- _Task objective_: Swap "viewers" for "audience" and reproduce everything in the Horse Girl ending explainer from "The film puts" down to "going to try.".

- _Selected extract_:
■ ■ ■ ■
Horse Girl Ending, Explained

“Is this the real life? Is this just fantasy?” If the surreal ending of Jeff Baena’s latest offering doesn’t leave you quoting Bohemian Rhapsody, I wonder what will. Because, well, what even happened?! ‘Horse Girl‘ is certainly one of the most haunting and bizarre original features I have watched in the recent years. It portrays an unusual and empathetic take on mental illness that manages to leave a lingering sense of melancholy as the end credits roll.

The film puts us in Sarah’s shoes, as her dreams and reality bleed into one. You’re with her, and you want to help her. But you can’t. It becomes increasingly obscure and abstract as it progresses, leaving the viewers fascinated and devastated simultaneously as it reaches its perplexing bittersweet conclusion. But the question is, what’s real and what’s not? And more importantly, is it even possible to explain the ending? Well, we’re sure going to try.

Horse Girl Plot Summary

‘Horse Girl’ centers around Sarah, a mild-mannered, socially awkward introvert who works at a crafts’ store. She loves her job, and spends her spare time with her childhood horse, Willow, or watching her favourite series, ‘Purgatory’. The film leaves you feeling sympathetic towards Sarah long before she begins to lose herself. You see her loneliness and you see her warmth, and you want her to be happy. When her roommate Nikki introduces her Darren, you think this may be the start of something new for her.

Well, it is. But not at all in the ways you could predict. While she instantly hits it off with Darren, strange things begin to occur to her. What starts out as sleep-walking and nosebleeds, turns into full-fledged delusions as Sarah becomes increasingly paranoid. Her bizarre dreams begin to merge into her reality. She experiences a loss of time, and finds herself in unexpected places. Gradually, we learn about the history of mental-illness in her family. And the only logical conclusion seems to be that Sarah is losing her mind. However, Sarah begins to believe that she is being abducted by aliens. That she is, in fact, a clone of her grandmother. Until, of course, the ending of the film.

Horse Girl Ending Explained

The final half an hour of the film is oddly poetic, visually stunning, yet heartbreaking to watch. The climax of the film begins after Sarah’s date with Darren, as we watch the crumbling effect it has on her, as she begins to lose herself completely. In one of the scenes, Sarah finds herself naked in the store, and later believes she can hear the future in the phone. Joan helps her, and sends her to a mental-health care facility, where, despite being for 3 days, Sarah believes she only spent a night.
■ ■ ■ ■
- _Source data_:
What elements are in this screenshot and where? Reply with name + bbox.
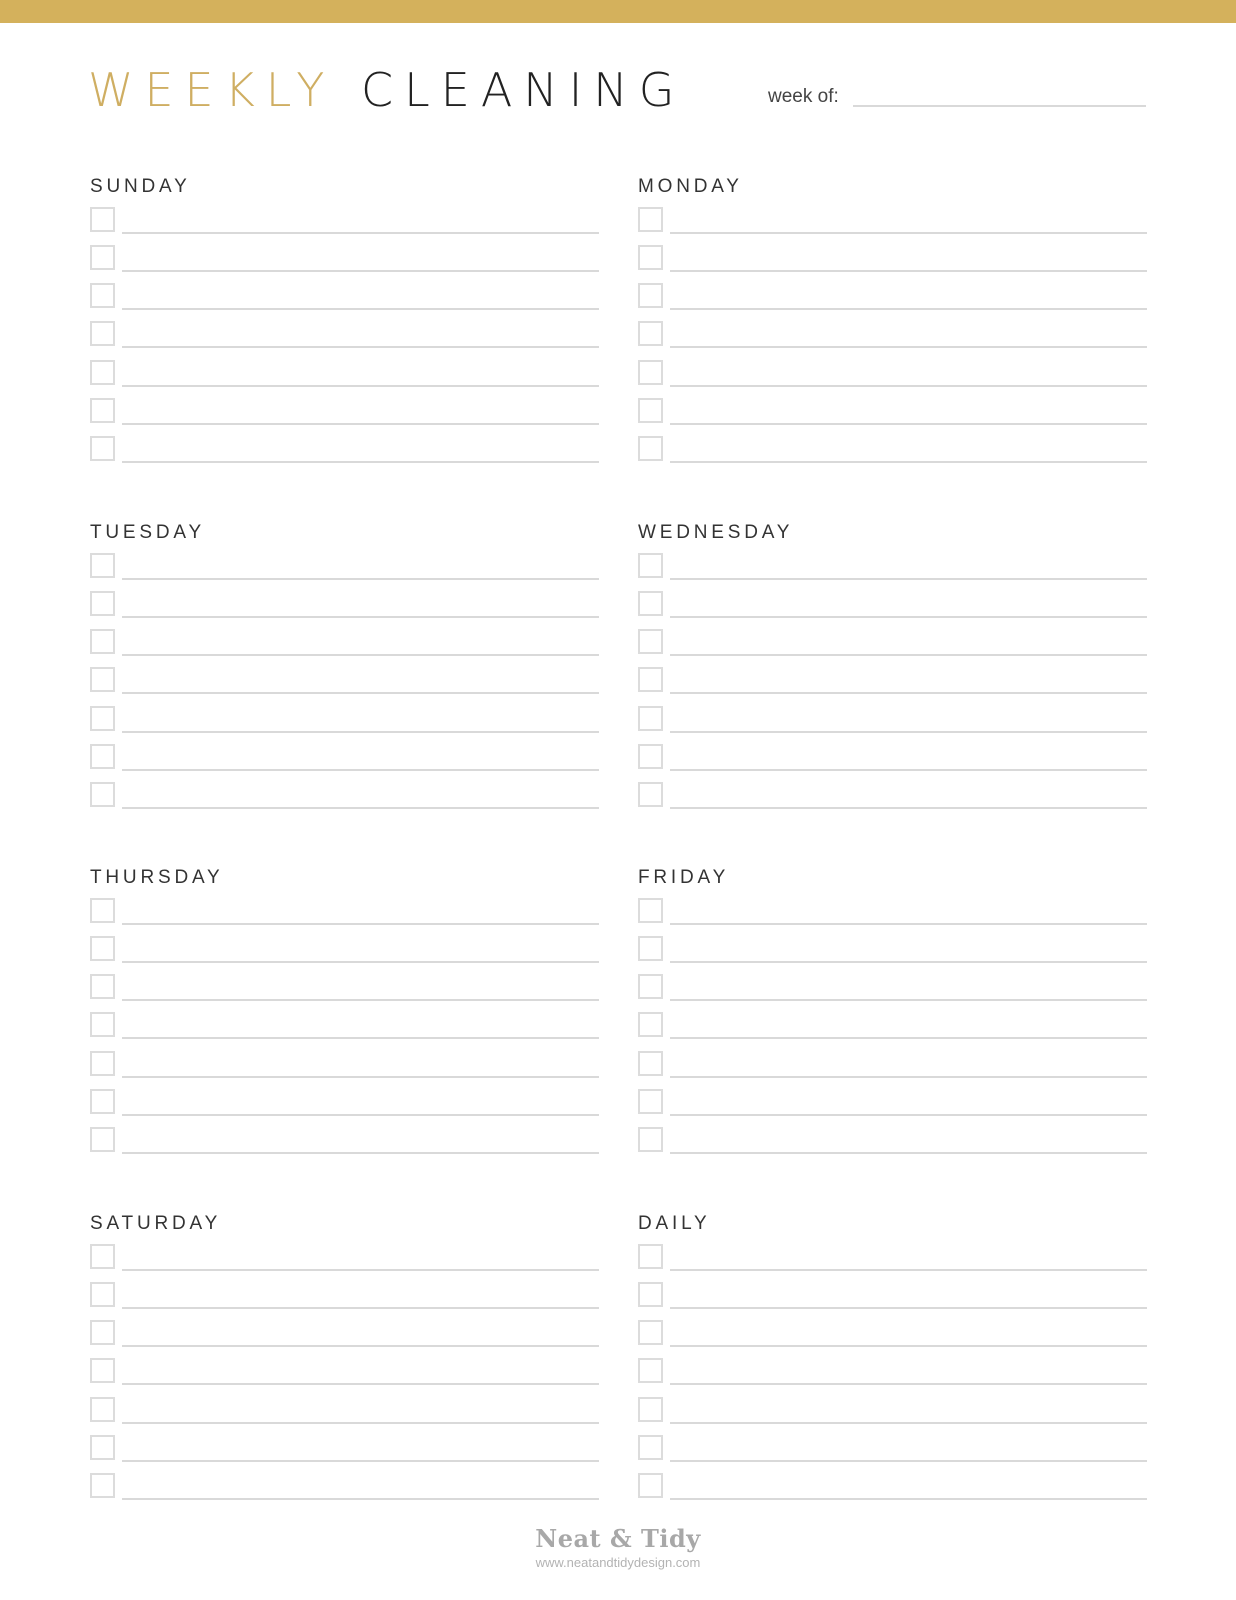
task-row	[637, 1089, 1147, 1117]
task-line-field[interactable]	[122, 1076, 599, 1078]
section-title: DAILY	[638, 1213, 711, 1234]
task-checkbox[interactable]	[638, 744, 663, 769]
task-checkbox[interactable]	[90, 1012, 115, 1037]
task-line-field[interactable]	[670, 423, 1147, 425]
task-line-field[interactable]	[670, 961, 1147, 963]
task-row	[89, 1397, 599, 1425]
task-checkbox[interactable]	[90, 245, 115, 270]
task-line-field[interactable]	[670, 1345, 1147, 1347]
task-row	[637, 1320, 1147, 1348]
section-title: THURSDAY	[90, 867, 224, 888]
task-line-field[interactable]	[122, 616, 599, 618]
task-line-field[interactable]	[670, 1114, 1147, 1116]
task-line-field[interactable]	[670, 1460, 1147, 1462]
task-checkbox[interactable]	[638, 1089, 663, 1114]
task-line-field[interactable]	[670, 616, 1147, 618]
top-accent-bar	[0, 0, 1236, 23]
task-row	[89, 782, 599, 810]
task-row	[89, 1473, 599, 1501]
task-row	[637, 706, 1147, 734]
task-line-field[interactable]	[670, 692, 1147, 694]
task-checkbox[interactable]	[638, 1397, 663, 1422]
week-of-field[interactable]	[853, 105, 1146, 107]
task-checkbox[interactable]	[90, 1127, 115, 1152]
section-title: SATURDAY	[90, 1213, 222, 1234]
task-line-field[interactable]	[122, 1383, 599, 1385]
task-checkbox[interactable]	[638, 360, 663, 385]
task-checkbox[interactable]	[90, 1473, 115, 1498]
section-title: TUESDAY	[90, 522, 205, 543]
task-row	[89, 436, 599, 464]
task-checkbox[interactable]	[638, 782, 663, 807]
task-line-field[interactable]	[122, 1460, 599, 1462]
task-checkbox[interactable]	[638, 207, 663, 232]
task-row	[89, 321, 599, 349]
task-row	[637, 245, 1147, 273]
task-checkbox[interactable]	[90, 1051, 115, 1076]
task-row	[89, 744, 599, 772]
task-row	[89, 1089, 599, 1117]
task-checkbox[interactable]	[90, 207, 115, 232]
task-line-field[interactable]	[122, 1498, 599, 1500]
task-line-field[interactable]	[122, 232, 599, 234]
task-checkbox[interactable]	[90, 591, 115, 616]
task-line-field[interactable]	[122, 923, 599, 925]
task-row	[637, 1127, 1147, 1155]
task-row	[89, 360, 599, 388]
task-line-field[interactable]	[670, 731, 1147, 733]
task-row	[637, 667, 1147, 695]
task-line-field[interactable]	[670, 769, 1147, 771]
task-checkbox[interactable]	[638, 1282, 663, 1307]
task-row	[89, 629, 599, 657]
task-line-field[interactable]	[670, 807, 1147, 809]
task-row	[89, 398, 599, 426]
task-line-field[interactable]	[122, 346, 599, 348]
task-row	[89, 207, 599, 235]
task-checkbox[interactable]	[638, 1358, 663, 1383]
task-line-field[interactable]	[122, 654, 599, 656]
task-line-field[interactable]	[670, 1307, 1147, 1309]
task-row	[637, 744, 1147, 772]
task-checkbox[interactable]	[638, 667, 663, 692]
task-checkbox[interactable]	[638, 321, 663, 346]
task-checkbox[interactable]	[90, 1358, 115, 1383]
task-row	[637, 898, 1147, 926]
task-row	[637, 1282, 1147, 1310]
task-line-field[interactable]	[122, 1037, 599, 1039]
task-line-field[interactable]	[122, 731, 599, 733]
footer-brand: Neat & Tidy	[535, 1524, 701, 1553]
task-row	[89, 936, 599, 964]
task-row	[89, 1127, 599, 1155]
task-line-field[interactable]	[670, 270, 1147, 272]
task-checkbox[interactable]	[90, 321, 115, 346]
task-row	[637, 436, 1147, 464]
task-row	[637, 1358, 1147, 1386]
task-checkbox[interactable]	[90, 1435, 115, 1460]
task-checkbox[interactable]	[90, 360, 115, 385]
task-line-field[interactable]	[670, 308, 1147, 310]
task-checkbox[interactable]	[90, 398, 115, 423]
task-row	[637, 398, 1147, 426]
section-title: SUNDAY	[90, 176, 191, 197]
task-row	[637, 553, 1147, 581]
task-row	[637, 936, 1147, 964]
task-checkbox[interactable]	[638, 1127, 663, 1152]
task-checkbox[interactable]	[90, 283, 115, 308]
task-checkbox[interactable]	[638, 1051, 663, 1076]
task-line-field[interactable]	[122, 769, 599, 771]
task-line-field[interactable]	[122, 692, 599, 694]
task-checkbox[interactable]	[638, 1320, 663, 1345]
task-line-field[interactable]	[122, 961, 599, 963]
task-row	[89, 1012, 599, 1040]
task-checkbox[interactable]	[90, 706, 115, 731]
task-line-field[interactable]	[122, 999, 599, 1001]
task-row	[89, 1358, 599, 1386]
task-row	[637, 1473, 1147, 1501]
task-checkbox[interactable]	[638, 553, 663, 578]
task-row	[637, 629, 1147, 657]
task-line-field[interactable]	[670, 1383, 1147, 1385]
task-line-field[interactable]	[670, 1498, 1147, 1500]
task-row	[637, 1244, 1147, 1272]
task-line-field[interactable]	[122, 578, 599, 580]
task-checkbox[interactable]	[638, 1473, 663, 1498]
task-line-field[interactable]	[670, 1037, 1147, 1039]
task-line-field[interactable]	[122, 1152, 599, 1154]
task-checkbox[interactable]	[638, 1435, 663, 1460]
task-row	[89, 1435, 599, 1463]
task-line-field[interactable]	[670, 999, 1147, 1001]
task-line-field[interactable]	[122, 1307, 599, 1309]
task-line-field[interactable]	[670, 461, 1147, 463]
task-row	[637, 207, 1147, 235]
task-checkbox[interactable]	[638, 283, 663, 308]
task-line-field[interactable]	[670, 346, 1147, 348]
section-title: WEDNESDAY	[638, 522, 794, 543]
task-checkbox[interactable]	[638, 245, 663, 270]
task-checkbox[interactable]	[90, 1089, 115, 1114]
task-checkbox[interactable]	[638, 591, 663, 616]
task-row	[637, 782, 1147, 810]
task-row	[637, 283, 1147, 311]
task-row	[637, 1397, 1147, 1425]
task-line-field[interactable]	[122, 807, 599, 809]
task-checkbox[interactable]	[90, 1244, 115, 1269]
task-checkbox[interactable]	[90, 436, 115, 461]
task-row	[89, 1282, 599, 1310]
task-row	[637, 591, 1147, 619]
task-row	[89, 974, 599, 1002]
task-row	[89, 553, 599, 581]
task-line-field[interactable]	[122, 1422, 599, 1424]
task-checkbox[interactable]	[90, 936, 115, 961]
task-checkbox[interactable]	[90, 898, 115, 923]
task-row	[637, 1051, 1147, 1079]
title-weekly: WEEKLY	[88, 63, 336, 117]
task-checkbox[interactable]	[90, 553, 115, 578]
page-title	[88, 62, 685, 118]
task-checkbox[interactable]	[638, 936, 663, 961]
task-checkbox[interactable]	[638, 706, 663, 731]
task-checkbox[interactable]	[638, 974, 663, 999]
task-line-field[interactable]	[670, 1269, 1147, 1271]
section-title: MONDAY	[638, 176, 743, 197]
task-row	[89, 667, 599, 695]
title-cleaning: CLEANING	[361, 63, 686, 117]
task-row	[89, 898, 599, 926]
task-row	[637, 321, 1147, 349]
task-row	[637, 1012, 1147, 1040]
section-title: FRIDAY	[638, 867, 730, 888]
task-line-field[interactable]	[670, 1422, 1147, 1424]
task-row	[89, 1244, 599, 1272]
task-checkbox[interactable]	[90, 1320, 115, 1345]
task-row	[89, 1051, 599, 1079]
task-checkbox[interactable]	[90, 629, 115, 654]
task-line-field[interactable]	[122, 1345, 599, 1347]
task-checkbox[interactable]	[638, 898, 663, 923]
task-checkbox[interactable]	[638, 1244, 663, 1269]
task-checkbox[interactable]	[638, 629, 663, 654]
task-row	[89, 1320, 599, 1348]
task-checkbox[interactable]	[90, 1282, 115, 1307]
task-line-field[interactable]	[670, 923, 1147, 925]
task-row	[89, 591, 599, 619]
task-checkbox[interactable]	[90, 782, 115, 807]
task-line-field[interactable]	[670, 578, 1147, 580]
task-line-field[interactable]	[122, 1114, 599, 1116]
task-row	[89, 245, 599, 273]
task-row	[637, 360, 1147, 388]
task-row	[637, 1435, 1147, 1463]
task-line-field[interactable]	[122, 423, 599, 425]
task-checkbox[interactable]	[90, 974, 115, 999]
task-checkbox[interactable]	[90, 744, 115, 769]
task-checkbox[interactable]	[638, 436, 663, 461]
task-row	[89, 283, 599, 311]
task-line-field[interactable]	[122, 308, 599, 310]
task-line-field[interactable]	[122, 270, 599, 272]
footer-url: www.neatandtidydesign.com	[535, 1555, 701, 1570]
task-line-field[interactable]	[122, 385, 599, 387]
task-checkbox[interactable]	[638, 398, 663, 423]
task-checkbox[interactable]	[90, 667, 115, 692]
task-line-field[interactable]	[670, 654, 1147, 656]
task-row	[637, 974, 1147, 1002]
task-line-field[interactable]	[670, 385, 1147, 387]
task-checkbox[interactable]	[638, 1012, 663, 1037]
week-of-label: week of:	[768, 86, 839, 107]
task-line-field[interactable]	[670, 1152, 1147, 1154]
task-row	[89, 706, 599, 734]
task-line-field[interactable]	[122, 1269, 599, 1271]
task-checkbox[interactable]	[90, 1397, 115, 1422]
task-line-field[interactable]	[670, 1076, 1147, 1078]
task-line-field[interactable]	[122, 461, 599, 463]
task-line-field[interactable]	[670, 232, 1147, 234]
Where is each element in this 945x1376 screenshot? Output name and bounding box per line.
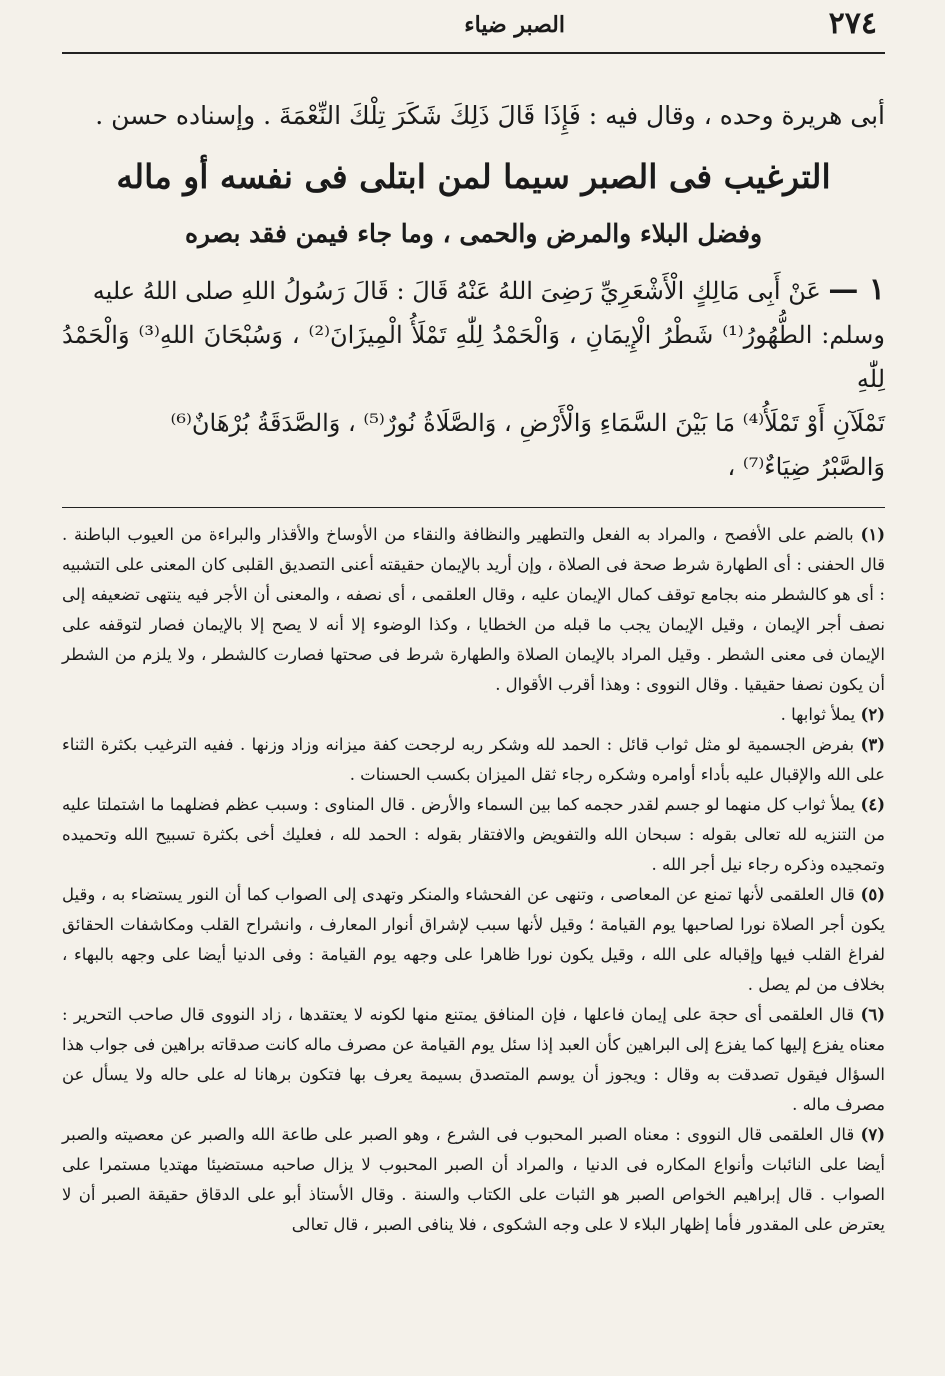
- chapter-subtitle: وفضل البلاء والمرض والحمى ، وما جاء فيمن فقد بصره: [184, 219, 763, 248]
■ ■ ■ ■
- _Full answer_:
The film puts us in Sarah’s shoes, as her dreams and reality bleed into one. You’re with her, and you want to help her. But you can’t. It becomes increasingly obscure and abstract as it progresses, leaving the audience fascinated and devastated simultaneously as it reaches its perplexing bittersweet conclusion. But the question is, what’s real and what’s not? And more importantly, is it even possible to explain the ending? Well, we’re sure going to try.